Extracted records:
____
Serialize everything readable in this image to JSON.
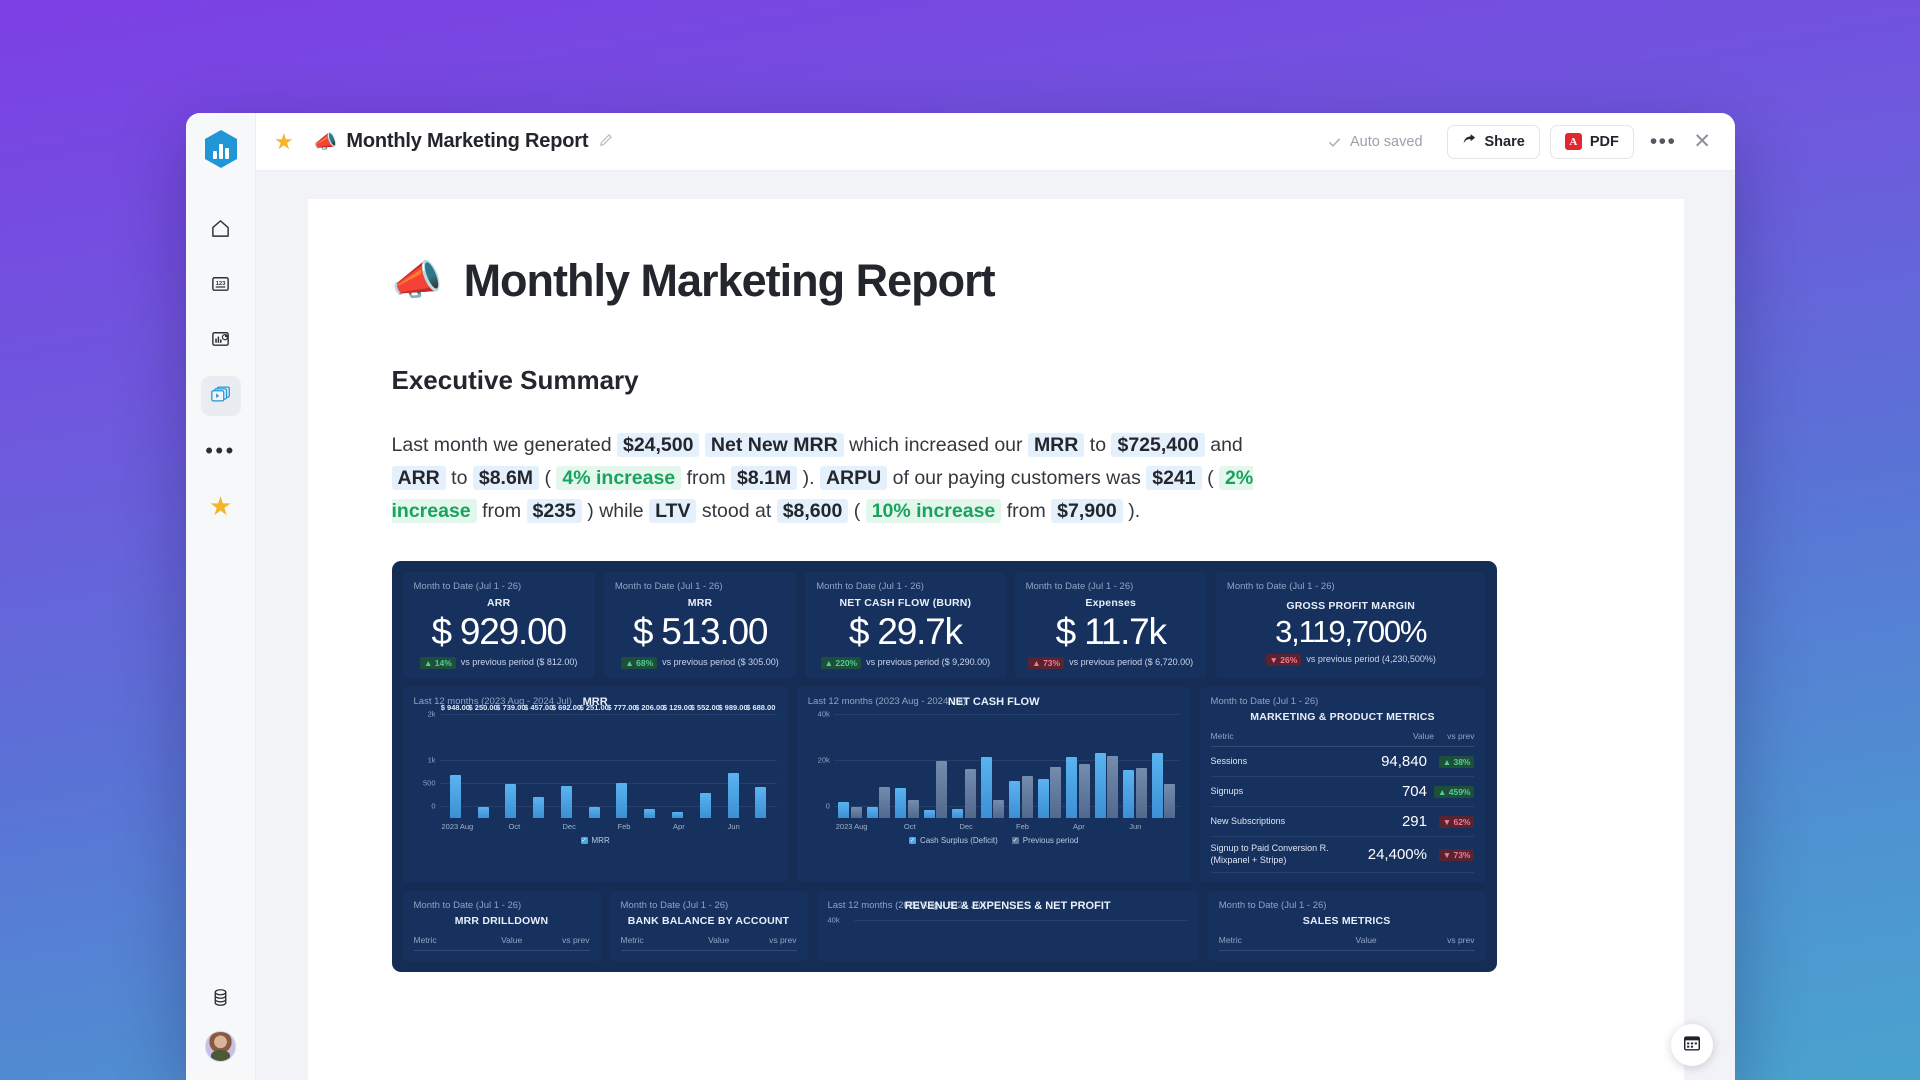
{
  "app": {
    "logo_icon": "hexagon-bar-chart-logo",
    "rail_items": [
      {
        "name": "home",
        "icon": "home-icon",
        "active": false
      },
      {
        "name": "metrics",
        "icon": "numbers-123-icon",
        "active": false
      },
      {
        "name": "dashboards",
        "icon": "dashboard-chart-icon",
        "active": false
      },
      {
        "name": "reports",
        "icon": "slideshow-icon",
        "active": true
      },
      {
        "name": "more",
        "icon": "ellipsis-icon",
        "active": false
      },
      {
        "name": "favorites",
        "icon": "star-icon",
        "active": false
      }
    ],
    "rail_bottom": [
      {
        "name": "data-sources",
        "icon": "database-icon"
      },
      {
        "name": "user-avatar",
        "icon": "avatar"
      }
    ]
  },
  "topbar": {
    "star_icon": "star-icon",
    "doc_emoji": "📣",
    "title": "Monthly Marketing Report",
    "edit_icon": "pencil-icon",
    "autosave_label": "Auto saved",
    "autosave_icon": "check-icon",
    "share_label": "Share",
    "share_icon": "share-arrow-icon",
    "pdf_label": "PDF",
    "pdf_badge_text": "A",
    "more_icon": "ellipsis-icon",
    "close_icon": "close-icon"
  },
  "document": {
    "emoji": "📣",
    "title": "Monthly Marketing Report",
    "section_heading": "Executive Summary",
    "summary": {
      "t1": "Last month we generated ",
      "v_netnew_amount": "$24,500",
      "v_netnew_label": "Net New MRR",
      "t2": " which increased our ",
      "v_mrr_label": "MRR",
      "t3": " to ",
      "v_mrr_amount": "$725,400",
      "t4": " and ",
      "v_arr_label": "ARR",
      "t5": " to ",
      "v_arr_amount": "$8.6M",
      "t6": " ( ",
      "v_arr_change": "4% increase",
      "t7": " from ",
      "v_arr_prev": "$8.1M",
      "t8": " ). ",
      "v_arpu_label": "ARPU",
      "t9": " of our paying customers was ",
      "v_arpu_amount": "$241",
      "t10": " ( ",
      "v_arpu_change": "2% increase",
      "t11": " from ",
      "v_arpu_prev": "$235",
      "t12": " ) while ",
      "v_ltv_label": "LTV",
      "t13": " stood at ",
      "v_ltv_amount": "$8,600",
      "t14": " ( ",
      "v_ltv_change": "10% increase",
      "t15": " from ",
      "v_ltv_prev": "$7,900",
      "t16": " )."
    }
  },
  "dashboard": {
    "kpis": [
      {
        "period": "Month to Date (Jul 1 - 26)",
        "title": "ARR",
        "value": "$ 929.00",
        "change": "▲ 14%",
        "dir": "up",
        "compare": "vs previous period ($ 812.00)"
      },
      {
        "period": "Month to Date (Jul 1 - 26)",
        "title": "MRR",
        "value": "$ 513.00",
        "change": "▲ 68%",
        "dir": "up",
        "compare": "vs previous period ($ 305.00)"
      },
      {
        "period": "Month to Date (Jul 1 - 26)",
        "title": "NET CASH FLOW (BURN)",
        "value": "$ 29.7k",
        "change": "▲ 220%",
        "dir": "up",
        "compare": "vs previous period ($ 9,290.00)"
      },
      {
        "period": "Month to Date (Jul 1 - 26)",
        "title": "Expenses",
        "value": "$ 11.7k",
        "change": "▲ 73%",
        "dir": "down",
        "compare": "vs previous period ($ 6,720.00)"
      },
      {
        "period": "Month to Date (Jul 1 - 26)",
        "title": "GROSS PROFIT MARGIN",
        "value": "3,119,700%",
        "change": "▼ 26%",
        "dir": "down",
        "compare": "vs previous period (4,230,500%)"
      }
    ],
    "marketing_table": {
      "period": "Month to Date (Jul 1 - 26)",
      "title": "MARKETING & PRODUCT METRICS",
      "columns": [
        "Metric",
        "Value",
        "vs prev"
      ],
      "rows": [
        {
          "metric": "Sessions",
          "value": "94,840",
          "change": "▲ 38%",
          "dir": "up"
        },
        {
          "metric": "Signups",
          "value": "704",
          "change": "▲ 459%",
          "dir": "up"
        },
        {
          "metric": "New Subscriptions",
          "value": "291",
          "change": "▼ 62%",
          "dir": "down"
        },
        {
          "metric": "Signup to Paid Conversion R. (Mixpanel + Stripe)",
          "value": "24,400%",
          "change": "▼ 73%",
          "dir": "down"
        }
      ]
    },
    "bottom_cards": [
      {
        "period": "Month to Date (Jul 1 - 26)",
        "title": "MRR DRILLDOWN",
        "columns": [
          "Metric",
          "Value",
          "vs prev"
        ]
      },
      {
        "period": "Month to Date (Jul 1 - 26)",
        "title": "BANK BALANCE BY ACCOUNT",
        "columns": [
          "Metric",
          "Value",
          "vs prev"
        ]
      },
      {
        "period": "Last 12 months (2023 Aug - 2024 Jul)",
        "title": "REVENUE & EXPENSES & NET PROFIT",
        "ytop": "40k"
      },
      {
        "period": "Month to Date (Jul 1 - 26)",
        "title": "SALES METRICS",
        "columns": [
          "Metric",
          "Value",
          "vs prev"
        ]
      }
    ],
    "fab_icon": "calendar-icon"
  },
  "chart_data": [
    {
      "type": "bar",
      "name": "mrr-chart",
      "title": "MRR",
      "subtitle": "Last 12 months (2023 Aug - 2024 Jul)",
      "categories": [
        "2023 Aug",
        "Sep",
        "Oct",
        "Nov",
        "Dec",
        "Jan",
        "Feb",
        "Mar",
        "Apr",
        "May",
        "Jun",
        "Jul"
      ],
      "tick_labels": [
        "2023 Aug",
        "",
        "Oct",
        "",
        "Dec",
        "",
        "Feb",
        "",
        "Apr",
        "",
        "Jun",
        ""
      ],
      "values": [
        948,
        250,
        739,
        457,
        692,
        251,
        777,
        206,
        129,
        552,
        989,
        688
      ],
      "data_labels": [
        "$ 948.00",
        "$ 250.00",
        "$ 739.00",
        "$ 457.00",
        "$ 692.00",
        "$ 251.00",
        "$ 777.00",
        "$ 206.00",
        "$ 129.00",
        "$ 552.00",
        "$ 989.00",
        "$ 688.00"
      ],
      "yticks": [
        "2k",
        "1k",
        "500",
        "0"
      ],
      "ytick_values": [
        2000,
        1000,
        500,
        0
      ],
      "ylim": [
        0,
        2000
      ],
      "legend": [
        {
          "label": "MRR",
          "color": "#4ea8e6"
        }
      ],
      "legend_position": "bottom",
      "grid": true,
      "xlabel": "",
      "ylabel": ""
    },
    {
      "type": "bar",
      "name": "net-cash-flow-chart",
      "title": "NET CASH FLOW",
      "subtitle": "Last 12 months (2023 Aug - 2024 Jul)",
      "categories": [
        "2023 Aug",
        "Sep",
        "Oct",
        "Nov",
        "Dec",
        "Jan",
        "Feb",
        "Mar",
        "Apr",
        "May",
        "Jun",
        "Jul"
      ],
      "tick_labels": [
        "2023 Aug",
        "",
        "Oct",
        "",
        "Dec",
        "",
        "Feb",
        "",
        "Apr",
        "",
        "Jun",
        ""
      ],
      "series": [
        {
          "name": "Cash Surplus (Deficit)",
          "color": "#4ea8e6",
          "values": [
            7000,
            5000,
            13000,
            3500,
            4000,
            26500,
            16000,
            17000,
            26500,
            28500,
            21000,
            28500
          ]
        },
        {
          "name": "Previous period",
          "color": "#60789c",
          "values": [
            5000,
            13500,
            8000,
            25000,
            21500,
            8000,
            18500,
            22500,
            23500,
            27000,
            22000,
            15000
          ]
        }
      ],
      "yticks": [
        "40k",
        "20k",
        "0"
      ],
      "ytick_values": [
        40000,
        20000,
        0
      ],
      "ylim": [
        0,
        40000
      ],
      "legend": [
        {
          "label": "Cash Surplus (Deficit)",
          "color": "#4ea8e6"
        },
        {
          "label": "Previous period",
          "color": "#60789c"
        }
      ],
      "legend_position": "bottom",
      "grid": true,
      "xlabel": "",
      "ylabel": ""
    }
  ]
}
____
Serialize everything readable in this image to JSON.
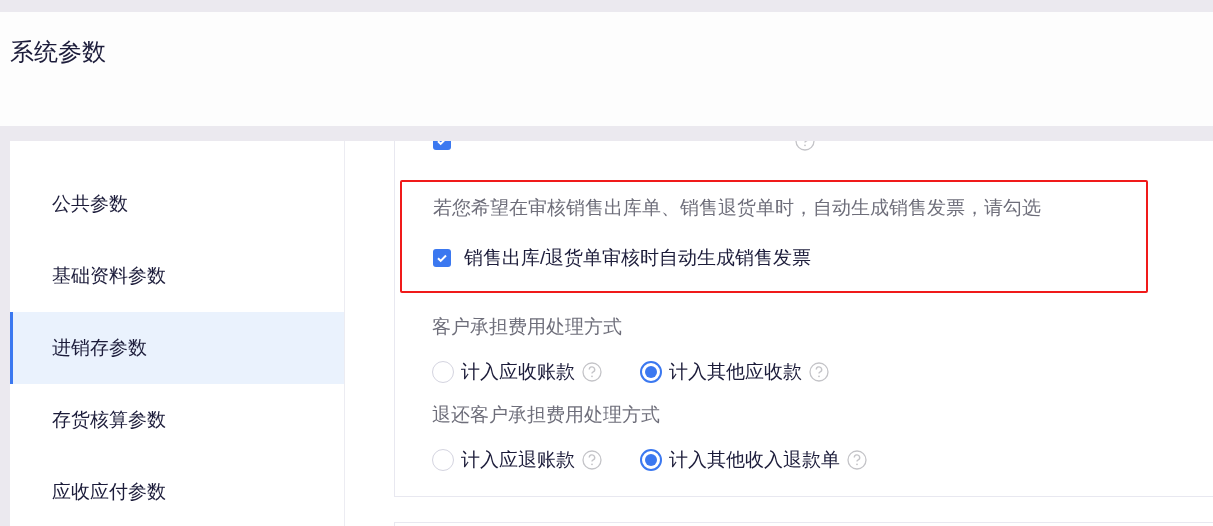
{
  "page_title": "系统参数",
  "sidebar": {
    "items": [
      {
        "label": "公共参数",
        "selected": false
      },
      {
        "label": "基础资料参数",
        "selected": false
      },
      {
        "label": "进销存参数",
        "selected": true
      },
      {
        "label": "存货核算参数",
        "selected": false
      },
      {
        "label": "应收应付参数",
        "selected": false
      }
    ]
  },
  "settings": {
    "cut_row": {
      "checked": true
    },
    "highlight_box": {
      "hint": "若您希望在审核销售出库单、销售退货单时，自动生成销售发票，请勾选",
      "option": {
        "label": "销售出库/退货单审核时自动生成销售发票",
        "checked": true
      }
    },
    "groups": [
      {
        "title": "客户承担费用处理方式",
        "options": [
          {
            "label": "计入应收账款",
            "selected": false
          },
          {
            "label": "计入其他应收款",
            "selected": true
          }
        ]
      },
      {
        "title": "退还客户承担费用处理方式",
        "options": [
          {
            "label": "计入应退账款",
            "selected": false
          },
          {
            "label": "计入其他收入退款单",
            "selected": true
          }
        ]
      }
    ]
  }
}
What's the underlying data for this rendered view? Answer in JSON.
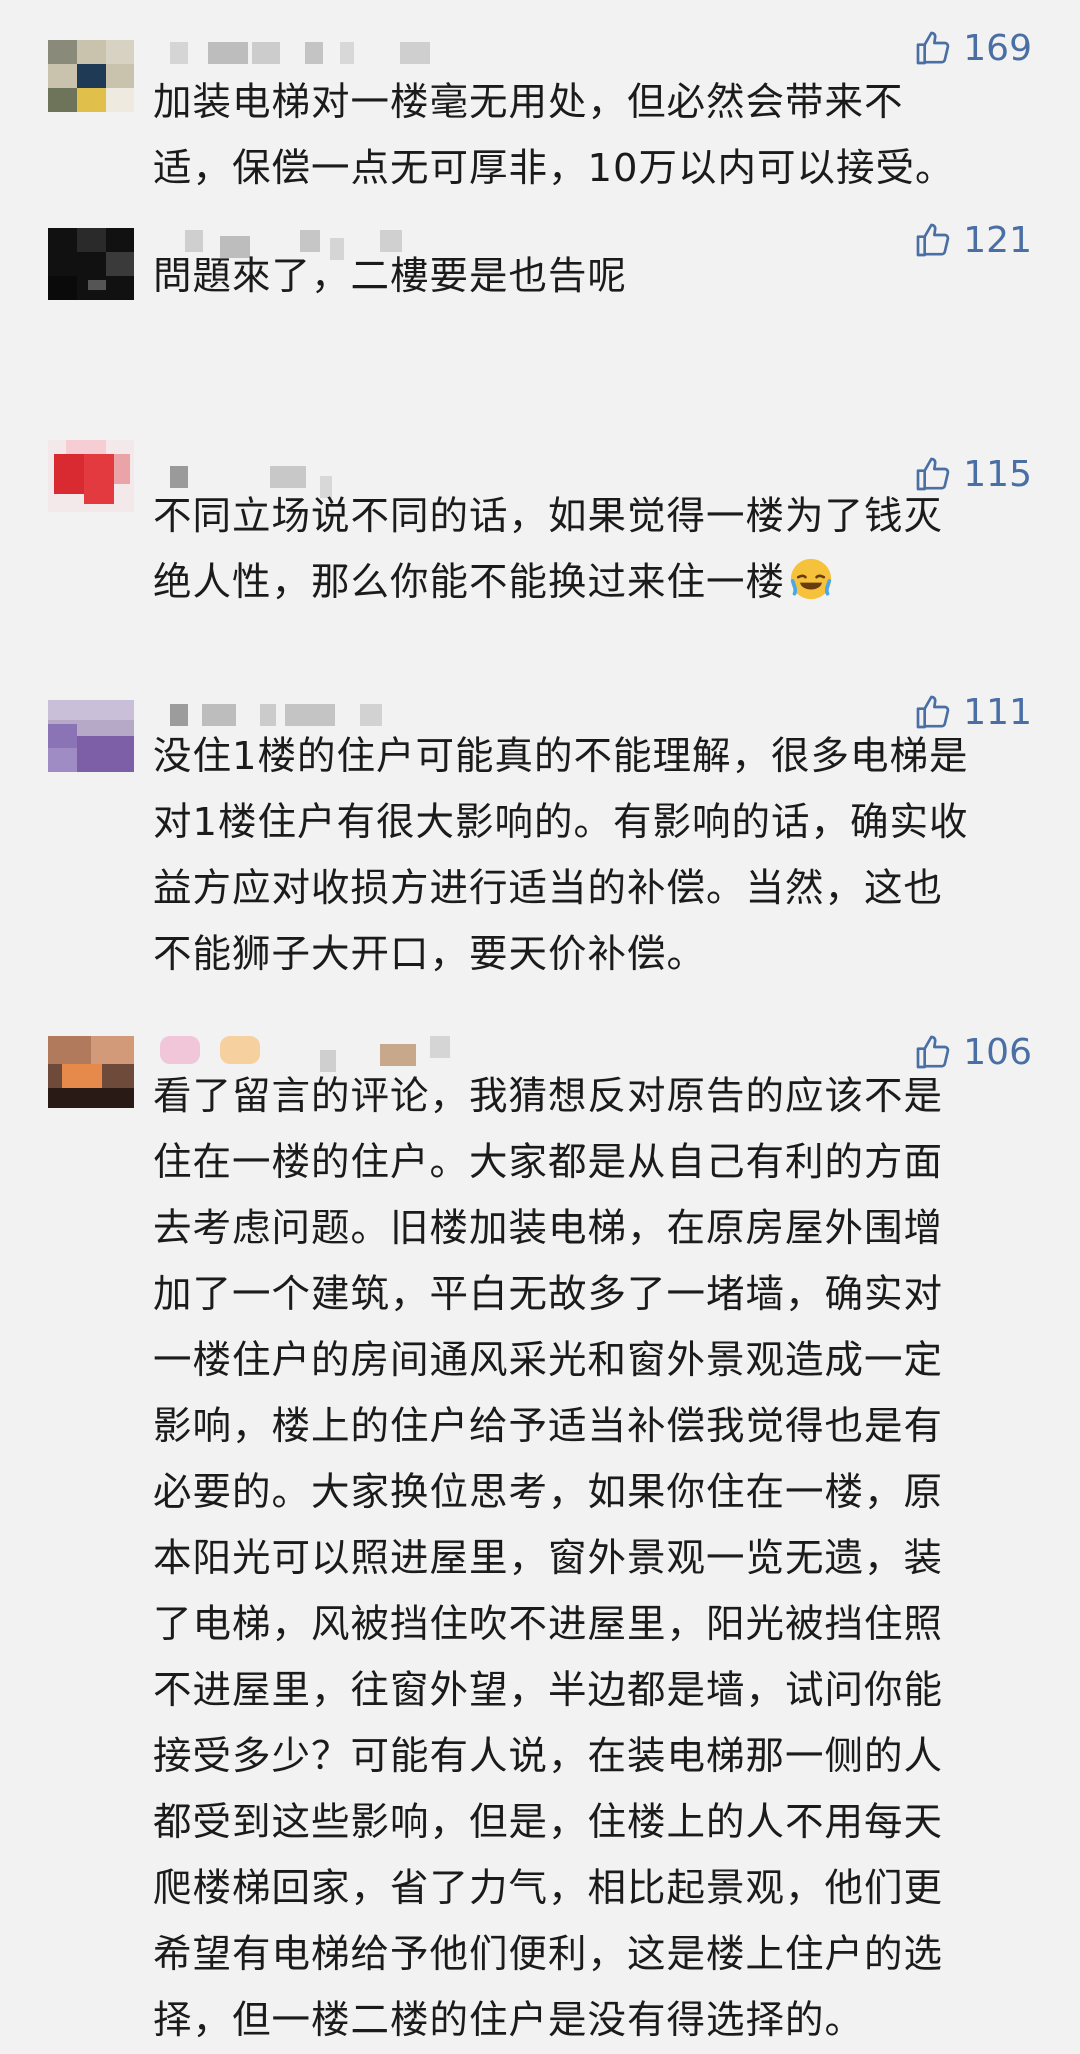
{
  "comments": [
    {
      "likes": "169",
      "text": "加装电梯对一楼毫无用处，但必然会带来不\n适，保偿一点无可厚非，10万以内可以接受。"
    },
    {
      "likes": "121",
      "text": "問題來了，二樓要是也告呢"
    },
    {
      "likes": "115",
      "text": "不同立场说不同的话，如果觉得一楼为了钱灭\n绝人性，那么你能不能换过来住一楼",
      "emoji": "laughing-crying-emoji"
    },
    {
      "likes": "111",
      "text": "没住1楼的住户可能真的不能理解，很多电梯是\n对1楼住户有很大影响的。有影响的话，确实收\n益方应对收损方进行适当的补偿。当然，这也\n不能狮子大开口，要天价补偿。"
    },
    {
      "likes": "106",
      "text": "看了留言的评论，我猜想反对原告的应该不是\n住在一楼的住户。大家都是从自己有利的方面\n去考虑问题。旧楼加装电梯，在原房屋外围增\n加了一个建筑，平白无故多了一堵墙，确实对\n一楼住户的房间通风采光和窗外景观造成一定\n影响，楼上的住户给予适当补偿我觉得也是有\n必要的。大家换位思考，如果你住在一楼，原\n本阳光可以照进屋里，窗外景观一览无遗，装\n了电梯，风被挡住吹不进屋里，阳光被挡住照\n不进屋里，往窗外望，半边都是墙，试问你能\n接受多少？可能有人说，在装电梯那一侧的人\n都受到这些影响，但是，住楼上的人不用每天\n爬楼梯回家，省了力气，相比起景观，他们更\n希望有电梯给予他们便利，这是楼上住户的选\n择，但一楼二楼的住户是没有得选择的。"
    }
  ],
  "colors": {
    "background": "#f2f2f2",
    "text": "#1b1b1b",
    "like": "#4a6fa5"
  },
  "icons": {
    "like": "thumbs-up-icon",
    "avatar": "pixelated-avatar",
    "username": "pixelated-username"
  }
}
____
■ **Set exercise**: Only a number is wanted: how many lines above include "Surplus"?

■ **Answer to the problem**: 2